[Data records]
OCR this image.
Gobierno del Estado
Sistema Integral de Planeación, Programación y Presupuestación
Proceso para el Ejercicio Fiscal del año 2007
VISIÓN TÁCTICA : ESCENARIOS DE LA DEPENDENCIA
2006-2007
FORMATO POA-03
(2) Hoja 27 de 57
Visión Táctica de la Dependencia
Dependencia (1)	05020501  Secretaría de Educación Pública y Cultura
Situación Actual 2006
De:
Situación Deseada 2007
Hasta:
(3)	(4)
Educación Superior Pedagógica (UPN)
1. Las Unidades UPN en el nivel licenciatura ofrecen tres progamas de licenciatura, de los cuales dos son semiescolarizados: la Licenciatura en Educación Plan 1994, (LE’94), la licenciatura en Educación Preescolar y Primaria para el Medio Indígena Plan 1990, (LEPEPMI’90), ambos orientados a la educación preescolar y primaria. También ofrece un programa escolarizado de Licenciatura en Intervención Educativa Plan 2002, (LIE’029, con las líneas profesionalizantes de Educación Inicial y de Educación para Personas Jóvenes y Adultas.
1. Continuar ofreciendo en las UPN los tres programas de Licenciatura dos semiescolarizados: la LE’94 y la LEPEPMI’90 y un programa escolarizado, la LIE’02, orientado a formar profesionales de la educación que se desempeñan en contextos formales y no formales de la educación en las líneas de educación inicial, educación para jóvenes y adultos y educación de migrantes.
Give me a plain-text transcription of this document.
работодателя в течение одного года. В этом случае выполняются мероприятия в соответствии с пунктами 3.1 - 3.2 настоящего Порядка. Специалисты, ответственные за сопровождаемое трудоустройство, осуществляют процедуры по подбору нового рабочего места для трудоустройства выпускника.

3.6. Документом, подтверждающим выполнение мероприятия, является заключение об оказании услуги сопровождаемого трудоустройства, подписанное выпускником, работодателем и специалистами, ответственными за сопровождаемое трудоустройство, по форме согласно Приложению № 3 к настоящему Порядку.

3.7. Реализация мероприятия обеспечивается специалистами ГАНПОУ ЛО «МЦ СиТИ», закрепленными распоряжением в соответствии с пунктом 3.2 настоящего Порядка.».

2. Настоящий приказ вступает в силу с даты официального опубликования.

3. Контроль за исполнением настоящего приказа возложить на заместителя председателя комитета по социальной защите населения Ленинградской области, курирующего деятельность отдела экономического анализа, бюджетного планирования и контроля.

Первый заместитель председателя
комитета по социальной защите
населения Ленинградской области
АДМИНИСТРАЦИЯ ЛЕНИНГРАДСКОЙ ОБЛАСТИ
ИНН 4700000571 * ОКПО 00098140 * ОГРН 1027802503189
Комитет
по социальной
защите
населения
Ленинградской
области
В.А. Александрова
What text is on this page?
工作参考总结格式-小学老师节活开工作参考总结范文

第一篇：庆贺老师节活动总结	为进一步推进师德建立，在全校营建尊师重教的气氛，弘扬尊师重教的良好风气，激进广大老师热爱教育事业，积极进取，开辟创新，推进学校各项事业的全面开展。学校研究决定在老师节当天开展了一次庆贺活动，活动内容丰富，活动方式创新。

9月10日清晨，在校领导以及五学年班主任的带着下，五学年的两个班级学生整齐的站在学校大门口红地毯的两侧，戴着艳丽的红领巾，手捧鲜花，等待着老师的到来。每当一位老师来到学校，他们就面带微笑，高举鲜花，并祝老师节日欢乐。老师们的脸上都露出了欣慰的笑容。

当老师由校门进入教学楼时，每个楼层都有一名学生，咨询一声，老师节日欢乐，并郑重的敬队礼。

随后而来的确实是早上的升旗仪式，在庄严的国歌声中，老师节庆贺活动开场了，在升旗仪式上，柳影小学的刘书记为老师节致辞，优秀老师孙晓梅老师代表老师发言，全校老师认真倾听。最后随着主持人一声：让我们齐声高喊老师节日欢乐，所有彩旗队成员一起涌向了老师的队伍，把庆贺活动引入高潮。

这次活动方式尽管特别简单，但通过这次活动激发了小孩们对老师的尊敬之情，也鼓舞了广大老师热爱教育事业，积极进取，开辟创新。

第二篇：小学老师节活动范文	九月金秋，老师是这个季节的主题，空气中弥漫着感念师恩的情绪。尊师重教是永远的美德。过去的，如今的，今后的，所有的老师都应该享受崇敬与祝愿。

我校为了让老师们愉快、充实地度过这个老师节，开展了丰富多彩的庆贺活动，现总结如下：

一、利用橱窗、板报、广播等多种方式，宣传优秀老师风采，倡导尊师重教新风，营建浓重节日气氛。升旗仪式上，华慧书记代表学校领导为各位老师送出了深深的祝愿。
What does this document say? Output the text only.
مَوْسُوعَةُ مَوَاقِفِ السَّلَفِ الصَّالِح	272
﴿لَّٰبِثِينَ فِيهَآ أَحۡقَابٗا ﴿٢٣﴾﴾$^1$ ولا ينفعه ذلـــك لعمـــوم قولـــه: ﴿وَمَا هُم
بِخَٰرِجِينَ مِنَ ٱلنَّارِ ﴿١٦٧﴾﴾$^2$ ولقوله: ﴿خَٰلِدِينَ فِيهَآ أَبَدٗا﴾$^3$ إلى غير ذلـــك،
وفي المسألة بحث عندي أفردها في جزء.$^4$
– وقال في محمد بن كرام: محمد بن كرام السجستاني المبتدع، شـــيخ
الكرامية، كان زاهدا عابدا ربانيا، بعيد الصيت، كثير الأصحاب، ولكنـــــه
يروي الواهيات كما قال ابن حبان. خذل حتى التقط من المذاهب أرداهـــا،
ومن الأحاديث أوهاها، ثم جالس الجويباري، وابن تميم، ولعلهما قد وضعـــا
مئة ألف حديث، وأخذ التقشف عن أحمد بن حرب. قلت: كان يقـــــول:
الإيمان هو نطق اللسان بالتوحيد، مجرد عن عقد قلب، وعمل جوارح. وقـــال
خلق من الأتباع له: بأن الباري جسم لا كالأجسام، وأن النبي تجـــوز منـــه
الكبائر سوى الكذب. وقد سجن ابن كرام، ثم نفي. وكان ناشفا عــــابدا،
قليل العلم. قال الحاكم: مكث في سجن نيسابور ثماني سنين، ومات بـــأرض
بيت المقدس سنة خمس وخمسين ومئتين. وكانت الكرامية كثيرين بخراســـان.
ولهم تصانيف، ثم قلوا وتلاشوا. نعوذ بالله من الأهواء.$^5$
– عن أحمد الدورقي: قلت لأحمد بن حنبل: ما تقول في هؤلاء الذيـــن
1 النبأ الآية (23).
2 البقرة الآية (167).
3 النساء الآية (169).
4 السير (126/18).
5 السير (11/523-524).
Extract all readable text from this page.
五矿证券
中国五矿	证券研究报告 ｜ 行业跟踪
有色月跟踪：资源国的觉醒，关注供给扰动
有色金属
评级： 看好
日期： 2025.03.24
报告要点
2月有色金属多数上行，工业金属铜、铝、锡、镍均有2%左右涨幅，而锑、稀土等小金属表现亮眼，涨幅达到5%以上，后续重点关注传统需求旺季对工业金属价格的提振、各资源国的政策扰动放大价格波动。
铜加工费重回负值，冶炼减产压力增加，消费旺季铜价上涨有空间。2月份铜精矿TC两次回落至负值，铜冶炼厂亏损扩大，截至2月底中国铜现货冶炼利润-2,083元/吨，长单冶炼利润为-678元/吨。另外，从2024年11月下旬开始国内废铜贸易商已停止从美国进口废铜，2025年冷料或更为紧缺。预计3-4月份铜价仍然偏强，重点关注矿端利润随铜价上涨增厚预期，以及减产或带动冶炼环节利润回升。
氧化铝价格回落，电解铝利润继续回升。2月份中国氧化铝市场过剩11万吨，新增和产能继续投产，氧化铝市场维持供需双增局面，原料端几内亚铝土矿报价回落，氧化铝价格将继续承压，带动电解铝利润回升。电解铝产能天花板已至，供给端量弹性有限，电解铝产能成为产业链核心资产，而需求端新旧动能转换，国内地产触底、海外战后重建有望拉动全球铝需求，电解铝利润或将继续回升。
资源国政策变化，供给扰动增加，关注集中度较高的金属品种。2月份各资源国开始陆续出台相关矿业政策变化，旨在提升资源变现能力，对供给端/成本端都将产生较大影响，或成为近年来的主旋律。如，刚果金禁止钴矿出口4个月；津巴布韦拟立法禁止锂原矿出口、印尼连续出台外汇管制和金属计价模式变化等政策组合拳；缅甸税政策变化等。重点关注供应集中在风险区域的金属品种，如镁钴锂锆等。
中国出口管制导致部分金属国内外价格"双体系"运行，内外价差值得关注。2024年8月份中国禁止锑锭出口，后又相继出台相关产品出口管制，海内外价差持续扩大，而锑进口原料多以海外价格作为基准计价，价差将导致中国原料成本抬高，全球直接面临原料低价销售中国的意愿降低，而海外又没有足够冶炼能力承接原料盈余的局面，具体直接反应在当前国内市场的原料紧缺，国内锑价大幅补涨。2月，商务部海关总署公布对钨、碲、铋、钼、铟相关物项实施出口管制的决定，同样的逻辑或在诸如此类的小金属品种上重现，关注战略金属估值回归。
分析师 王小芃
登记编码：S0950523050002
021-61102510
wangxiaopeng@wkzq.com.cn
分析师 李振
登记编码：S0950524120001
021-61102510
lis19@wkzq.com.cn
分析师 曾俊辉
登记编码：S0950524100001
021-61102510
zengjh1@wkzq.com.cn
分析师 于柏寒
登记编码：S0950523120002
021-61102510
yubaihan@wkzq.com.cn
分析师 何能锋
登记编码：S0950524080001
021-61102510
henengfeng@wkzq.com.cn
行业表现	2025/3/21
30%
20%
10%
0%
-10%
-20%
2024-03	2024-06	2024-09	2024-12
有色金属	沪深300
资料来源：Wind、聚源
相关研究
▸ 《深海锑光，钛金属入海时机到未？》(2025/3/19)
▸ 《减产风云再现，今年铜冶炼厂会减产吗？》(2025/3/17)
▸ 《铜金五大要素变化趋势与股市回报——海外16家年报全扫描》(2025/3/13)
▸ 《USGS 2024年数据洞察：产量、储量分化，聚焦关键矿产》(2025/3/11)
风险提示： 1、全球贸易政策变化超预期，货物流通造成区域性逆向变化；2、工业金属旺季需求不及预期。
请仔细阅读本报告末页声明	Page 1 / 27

Exercise objective:
Return each line of the listing that holds the string "Situación".

Exercise result:
Situación Actual 2006
Situación Deseada 2007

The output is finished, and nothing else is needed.